- [OBJECTIVE] Your reply should be one number: the count of lines holding the word "icon".

- [DATA FOR THIS EXERCISE]
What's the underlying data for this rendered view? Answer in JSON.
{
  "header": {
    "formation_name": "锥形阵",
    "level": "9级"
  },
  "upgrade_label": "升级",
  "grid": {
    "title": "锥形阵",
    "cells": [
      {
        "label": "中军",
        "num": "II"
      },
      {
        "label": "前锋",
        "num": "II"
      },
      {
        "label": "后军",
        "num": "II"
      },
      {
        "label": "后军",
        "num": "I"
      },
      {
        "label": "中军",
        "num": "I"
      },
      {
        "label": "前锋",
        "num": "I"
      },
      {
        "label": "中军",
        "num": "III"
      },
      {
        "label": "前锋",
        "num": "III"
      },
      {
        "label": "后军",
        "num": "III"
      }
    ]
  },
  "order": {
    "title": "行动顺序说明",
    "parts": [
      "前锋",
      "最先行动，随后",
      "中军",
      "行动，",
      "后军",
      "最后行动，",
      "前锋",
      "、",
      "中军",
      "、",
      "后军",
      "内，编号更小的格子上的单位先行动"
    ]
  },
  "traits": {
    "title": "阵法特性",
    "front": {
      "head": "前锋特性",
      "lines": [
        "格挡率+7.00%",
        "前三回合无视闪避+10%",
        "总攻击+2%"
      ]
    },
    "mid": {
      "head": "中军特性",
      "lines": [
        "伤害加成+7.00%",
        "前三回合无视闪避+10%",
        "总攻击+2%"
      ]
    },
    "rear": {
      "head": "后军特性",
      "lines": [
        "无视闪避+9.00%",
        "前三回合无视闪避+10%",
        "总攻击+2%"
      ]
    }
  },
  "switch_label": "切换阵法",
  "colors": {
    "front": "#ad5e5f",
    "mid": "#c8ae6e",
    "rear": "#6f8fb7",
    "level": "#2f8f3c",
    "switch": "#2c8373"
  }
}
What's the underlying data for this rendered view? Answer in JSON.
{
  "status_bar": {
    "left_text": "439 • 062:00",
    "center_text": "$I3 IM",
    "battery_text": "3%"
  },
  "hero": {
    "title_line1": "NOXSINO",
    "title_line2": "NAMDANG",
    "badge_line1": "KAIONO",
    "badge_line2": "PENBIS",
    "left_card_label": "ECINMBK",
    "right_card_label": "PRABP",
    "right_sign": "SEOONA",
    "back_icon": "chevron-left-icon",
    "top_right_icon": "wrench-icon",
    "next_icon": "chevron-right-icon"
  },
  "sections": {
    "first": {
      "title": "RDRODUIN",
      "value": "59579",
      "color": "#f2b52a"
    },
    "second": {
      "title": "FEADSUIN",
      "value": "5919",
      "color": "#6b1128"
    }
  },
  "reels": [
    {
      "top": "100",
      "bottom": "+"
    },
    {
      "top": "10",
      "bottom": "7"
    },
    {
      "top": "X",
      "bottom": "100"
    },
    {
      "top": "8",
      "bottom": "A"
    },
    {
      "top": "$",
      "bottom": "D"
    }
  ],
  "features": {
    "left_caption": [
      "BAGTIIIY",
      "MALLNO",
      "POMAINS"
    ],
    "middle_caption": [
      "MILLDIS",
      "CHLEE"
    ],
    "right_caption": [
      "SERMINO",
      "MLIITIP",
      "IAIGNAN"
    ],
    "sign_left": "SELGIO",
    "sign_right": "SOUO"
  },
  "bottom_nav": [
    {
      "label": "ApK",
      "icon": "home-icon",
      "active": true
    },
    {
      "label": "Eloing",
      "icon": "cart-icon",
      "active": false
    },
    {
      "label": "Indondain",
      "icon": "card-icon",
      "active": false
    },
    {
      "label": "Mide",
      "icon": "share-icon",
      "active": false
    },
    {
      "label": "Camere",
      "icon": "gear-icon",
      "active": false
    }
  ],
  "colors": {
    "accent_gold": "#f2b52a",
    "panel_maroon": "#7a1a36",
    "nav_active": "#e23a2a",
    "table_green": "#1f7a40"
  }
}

- [EXERCISE RESULT] 8